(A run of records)
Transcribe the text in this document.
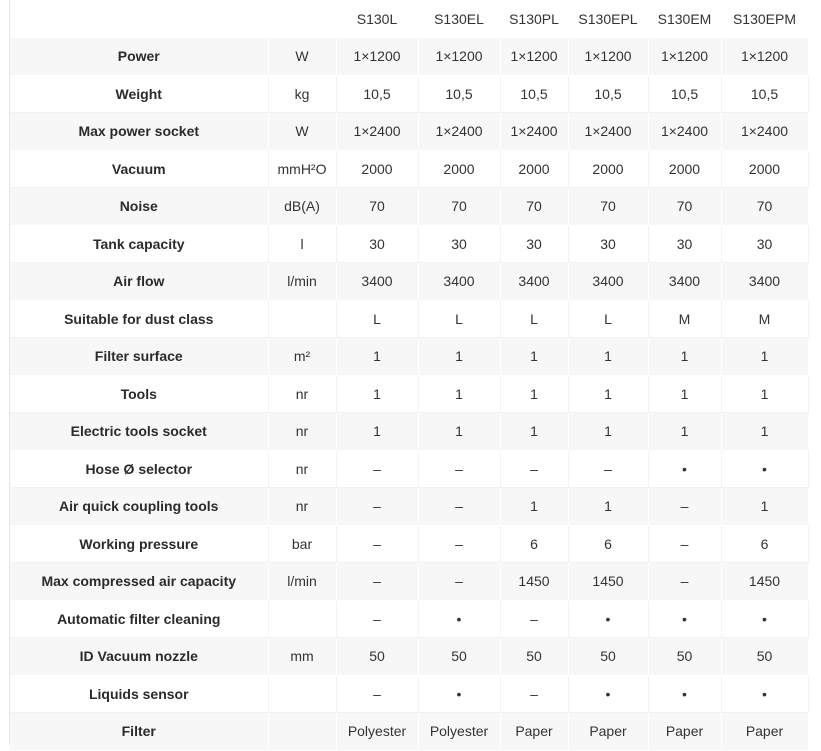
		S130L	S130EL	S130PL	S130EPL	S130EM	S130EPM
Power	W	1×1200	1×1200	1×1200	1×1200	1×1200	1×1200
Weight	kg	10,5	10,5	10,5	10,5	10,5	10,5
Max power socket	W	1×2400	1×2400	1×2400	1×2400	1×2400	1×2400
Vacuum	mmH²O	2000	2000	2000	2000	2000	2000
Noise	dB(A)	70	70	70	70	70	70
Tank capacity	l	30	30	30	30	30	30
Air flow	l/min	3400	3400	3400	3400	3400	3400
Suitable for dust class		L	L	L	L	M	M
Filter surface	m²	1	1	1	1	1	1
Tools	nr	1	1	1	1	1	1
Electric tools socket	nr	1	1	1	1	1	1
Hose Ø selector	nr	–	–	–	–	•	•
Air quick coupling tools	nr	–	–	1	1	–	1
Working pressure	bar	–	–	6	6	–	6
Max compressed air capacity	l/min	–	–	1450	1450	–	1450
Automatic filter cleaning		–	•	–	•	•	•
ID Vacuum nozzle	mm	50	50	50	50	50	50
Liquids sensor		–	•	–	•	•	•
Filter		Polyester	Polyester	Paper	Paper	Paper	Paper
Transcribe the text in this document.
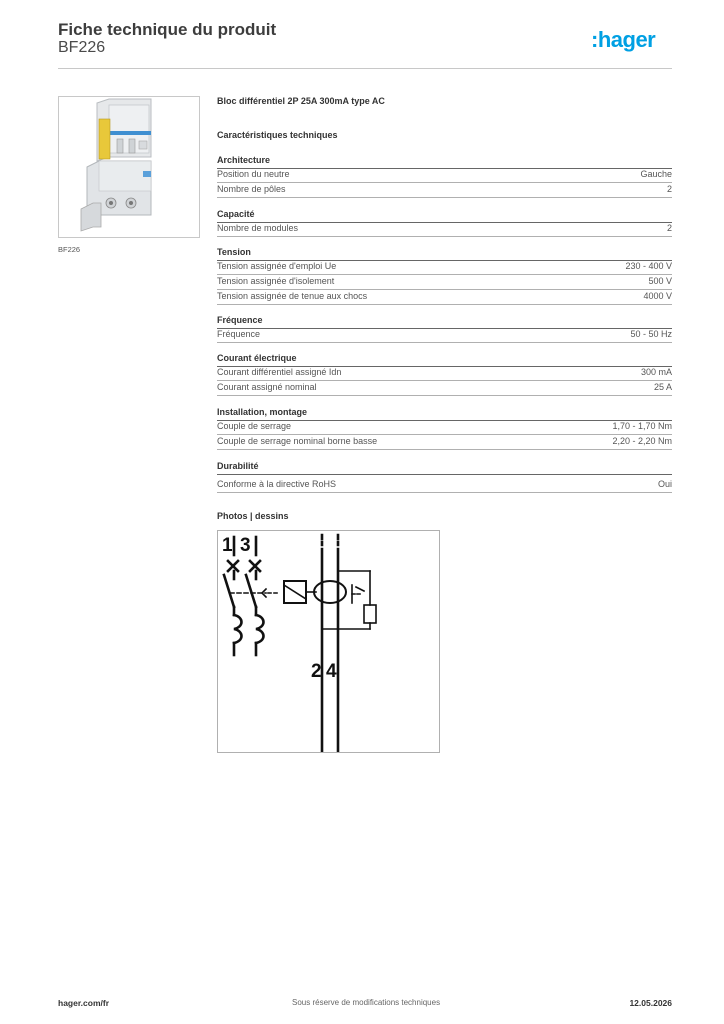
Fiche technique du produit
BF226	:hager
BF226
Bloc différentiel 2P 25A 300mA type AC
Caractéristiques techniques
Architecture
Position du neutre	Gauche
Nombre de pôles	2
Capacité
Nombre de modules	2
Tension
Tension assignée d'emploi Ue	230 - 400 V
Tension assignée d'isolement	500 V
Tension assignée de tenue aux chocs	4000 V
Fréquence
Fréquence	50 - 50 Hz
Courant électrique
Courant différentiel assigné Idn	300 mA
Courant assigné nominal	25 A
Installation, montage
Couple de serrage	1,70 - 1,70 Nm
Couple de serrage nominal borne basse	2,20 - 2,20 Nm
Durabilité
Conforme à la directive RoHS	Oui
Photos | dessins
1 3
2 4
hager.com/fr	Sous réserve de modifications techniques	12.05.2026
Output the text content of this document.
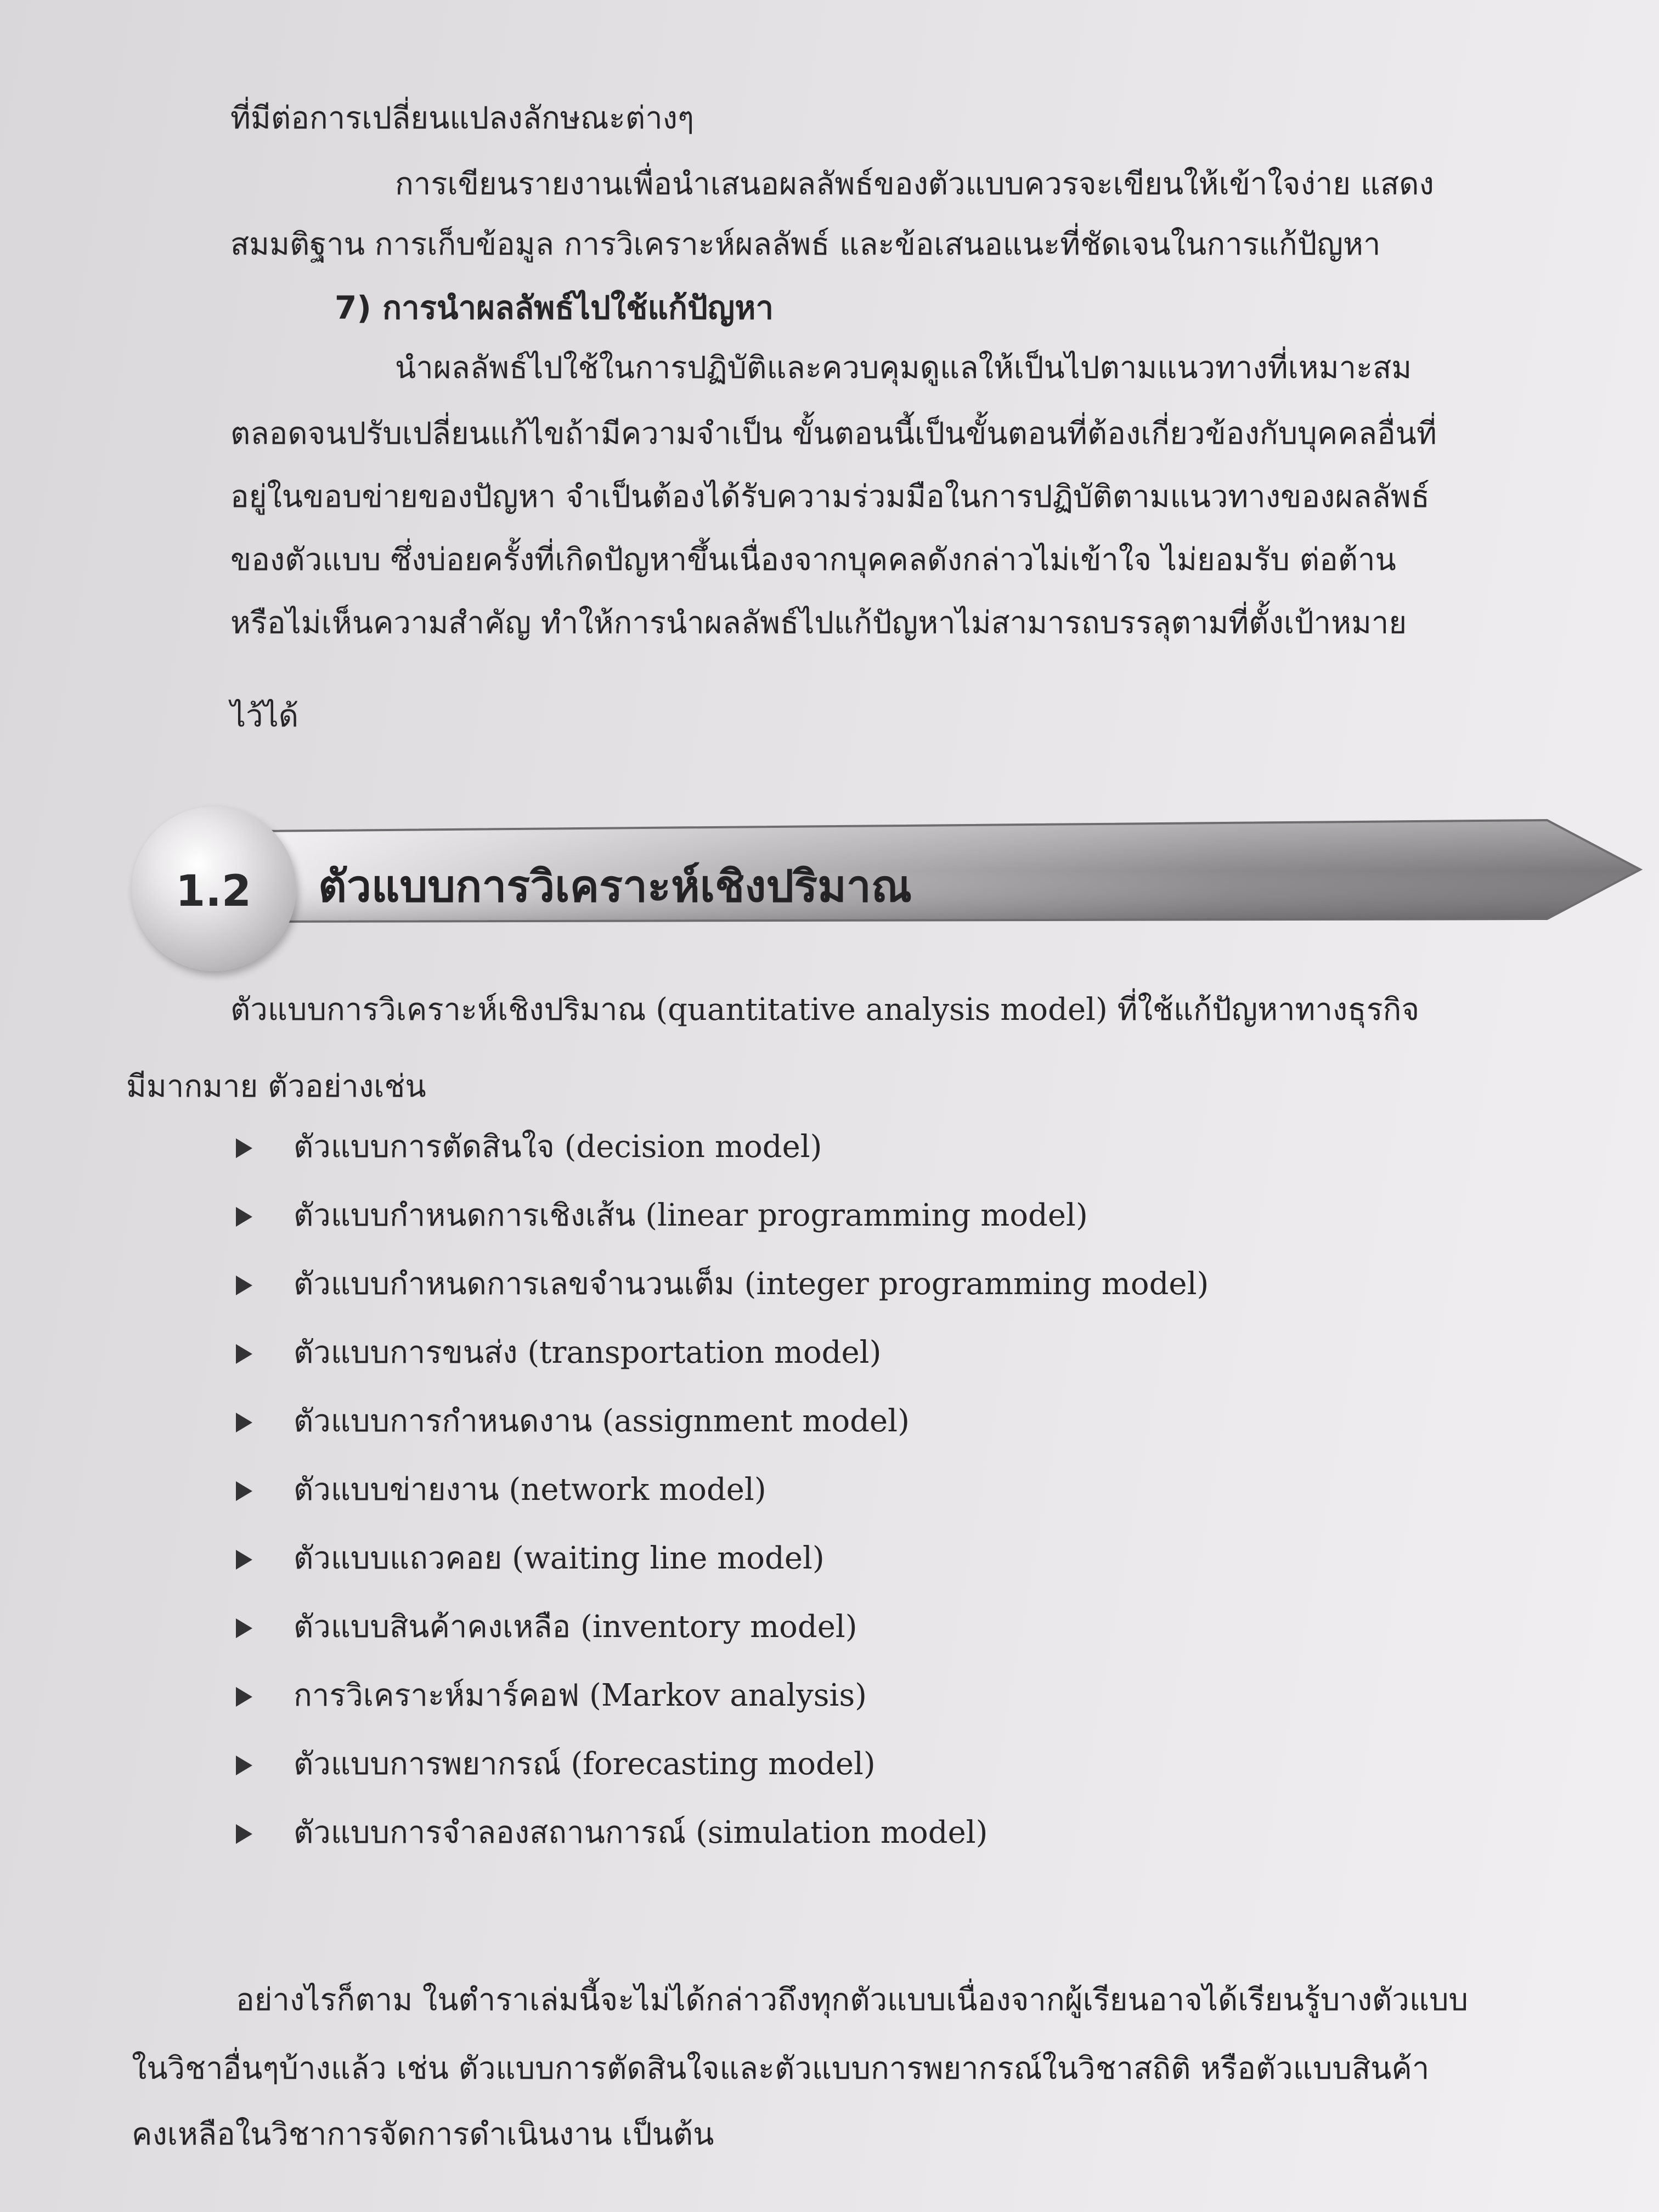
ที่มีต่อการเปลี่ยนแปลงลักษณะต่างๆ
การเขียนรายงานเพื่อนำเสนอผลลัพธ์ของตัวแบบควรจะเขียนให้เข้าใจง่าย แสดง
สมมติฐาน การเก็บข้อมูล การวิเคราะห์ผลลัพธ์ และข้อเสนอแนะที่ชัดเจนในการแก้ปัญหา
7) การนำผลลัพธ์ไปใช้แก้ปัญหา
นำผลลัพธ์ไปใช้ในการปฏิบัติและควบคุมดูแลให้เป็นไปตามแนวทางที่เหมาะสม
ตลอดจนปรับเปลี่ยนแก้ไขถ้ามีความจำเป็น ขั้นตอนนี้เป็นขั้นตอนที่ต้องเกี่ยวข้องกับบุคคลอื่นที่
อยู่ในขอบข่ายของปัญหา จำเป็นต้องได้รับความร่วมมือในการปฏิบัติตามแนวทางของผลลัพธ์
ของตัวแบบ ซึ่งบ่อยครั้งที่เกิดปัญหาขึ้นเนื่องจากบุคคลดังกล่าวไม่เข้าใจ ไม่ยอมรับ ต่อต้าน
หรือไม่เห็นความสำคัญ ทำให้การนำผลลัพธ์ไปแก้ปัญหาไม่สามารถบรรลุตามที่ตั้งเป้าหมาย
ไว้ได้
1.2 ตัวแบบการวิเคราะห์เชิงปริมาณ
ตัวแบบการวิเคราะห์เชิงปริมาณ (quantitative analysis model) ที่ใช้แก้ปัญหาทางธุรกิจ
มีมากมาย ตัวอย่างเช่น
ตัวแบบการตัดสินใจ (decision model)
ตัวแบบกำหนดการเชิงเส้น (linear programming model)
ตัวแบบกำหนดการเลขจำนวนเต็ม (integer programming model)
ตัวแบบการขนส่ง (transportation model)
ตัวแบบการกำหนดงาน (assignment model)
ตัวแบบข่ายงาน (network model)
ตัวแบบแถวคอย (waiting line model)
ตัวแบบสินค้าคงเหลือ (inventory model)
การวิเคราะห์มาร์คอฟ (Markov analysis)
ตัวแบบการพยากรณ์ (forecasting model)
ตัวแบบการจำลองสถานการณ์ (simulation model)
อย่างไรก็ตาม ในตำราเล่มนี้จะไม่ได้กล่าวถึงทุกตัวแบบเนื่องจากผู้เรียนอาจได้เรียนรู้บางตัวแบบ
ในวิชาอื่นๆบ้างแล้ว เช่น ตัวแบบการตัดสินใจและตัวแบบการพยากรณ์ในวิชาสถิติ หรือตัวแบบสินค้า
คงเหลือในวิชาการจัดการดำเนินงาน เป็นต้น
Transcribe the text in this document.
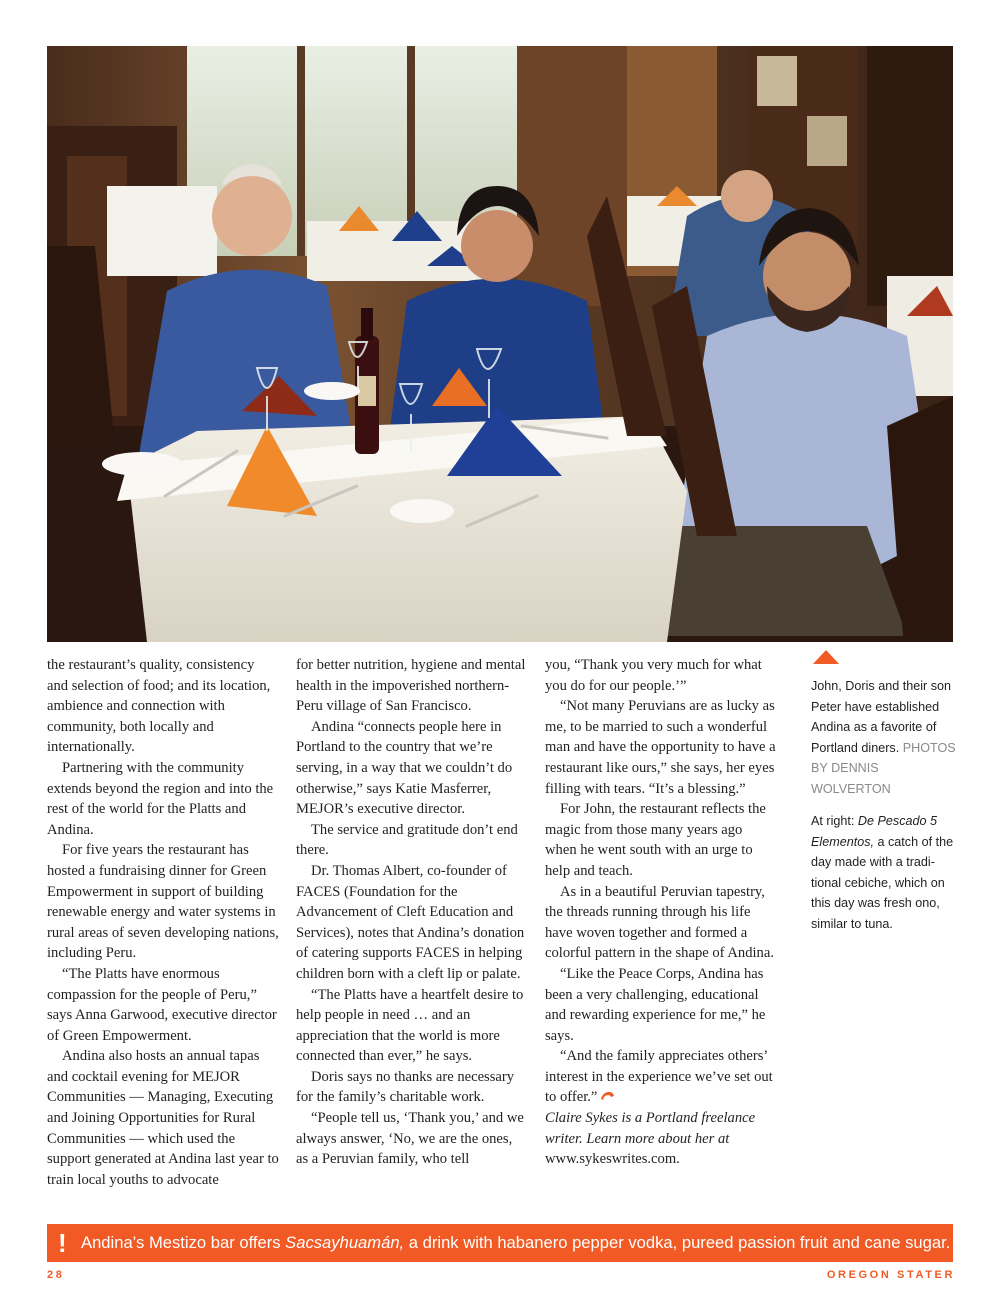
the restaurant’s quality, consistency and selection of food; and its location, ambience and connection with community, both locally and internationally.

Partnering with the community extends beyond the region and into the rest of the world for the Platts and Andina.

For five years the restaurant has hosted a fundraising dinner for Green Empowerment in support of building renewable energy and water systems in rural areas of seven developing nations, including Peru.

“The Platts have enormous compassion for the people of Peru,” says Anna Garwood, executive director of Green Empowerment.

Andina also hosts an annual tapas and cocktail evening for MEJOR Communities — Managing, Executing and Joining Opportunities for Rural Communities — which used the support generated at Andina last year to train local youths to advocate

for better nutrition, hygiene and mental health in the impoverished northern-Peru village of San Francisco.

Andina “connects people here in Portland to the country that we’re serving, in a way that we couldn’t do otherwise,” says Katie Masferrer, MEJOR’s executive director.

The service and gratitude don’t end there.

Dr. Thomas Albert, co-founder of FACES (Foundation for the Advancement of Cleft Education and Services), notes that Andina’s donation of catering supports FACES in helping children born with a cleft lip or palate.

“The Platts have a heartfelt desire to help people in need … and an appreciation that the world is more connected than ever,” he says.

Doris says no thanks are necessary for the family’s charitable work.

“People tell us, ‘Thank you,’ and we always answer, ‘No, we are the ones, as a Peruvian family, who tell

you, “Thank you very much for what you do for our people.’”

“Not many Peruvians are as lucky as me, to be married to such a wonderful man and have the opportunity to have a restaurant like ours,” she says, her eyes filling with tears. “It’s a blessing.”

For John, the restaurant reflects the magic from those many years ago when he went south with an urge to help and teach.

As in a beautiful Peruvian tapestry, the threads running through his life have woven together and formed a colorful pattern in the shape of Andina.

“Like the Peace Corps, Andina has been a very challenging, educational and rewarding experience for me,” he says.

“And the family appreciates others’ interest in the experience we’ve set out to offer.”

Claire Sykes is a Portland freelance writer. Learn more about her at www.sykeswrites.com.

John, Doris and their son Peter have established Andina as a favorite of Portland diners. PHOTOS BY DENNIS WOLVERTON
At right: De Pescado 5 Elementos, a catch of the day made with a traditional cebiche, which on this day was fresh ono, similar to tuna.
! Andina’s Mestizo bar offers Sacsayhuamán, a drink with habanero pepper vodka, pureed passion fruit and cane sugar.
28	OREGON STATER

• STATED PROBLEM
Identify the lines of the data that contain the word "Portland". Copy each of them.

• TASK RESULT
Andina “connects people here in Portland to the country that we’re serving, in a way that we couldn’t do otherwise,” says Katie Masferrer, MEJOR’s executive director.
Claire Sykes is a Portland freelance writer. Learn more about her at www.sykeswrites.com.
John, Doris and their son Peter have established Andina as a favorite of Portland diners. PHOTOS BY DENNIS WOLVERTON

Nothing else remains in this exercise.